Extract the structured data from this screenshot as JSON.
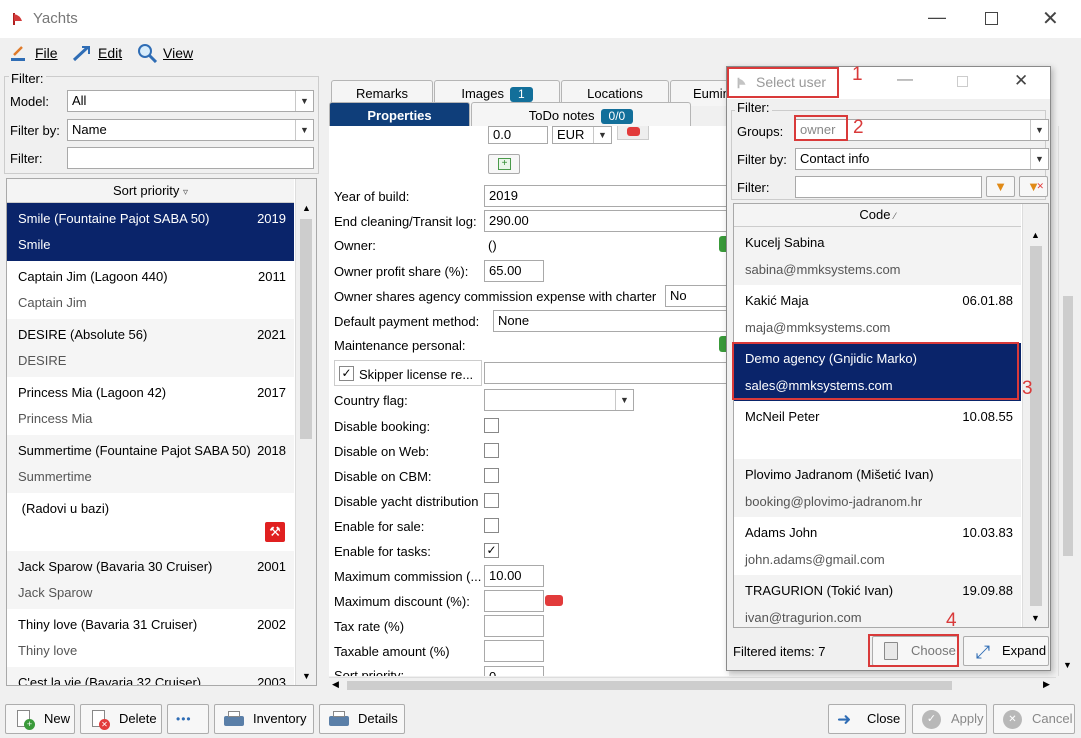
{
  "window": {
    "title": "Yachts"
  },
  "menu": {
    "file": "File",
    "edit": "Edit",
    "view": "View"
  },
  "filter": {
    "legend": "Filter:",
    "model_label": "Model:",
    "model_value": "All",
    "filterby_label": "Filter by:",
    "filterby_value": "Name",
    "filter_label": "Filter:",
    "filter_value": ""
  },
  "list": {
    "header": "Sort priority",
    "header_sort_icon": "sort-down-icon",
    "items": [
      {
        "name": "Smile (Fountaine Pajot SABA 50)",
        "year": "2019",
        "short": "Smile"
      },
      {
        "name": "Captain Jim (Lagoon 440)",
        "year": "2011",
        "short": "Captain Jim"
      },
      {
        "name": "DESIRE (Absolute 56)",
        "year": "2021",
        "short": "DESIRE"
      },
      {
        "name": "Princess Mia (Lagoon 42)",
        "year": "2017",
        "short": "Princess Mia"
      },
      {
        "name": "Summertime (Fountaine Pajot SABA 50)",
        "year": "2018",
        "short": "Summertime"
      },
      {
        "name": " (Radovi u bazi)",
        "year": "",
        "short": ""
      },
      {
        "name": "Jack Sparow (Bavaria 30 Cruiser)",
        "year": "2001",
        "short": "Jack Sparow"
      },
      {
        "name": "Thiny love (Bavaria 31 Cruiser)",
        "year": "2002",
        "short": "Thiny love"
      },
      {
        "name": "C'est la vie (Bavaria 32 Cruiser)",
        "year": "2003",
        "short": ""
      }
    ]
  },
  "tabs": {
    "remarks": "Remarks",
    "images": "Images",
    "images_count": "1",
    "locations": "Locations",
    "euminder": "Eumin",
    "properties": "Properties",
    "todo": "ToDo notes",
    "todo_count": "0/0"
  },
  "form": {
    "price_value": "0.0",
    "currency_value": "EUR",
    "year_label": "Year of build:",
    "year_value": "2019",
    "end_cleaning_label": "End cleaning/Transit log:",
    "end_cleaning_value": "290.00",
    "owner_label": "Owner:",
    "owner_value": "()",
    "owner_share_label": "Owner profit share (%):",
    "owner_share_value": "65.00",
    "owner_agency_label": "Owner shares agency commission expense with charter",
    "owner_agency_value": "No",
    "payment_label": "Default payment method:",
    "payment_value": "None",
    "maintenance_label": "Maintenance personal:",
    "skipper_label": "Skipper license re...",
    "country_label": "Country flag:",
    "disable_booking_label": "Disable booking:",
    "disable_web_label": "Disable on Web:",
    "disable_cbm_label": "Disable on CBM:",
    "disable_distribution_label": "Disable yacht distribution",
    "enable_sale_label": "Enable for sale:",
    "enable_tasks_label": "Enable for tasks:",
    "max_commission_label": "Maximum commission (...",
    "max_commission_value": "10.00",
    "max_discount_label": "Maximum discount (%):",
    "tax_rate_label": "Tax rate (%)",
    "taxable_label": "Taxable amount (%)",
    "sort_priority_label": "Sort priority:",
    "sort_priority_value": "0"
  },
  "dialog": {
    "title": "Select user",
    "filter_legend": "Filter:",
    "groups_label": "Groups:",
    "groups_value": "owner",
    "filterby_label": "Filter by:",
    "filterby_value": "Contact info",
    "filter_label": "Filter:",
    "filter_value": "",
    "header": "Code",
    "users": [
      {
        "name": "Kucelj Sabina",
        "email": "sabina@mmksystems.com",
        "date": ""
      },
      {
        "name": "Kakić Maja",
        "email": "maja@mmksystems.com",
        "date": "06.01.88"
      },
      {
        "name": "Demo agency (Gnjidic Marko)",
        "email": "sales@mmksystems.com",
        "date": ""
      },
      {
        "name": "McNeil Peter",
        "email": "",
        "date": "10.08.55"
      },
      {
        "name": "Plovimo Jadranom (Mišetić Ivan)",
        "email": "booking@plovimo-jadranom.hr",
        "date": ""
      },
      {
        "name": "Adams John",
        "email": "john.adams@gmail.com",
        "date": "10.03.83"
      },
      {
        "name": "TRAGURION (Tokić Ivan)",
        "email": "ivan@tragurion.com",
        "date": "19.09.88"
      }
    ],
    "filtered_label": "Filtered items: 7",
    "choose_label": "Choose",
    "expand_label": "Expand"
  },
  "annotations": {
    "n1": "1",
    "n2": "2",
    "n3": "3",
    "n4": "4"
  },
  "buttons": {
    "new": "New",
    "delete": "Delete",
    "more": "•••",
    "inventory": "Inventory",
    "details": "Details",
    "close": "Close",
    "apply": "Apply",
    "cancel": "Cancel"
  },
  "colors": {
    "selection": "#0a246a",
    "tab_active": "#0f3e7a",
    "badge": "#126f9a",
    "annotation": "#d93a3a"
  }
}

━━━━━━━━━━

**YOUR INSTRUCTIONS**: Find the word "Lagoon" in the entries, and copy every line it shows up in.

**RESULT FOR THIS TASK**:
        "name": "Captain Jim (Lagoon 440)",
        "name": "Princess Mia (Lagoon 42)",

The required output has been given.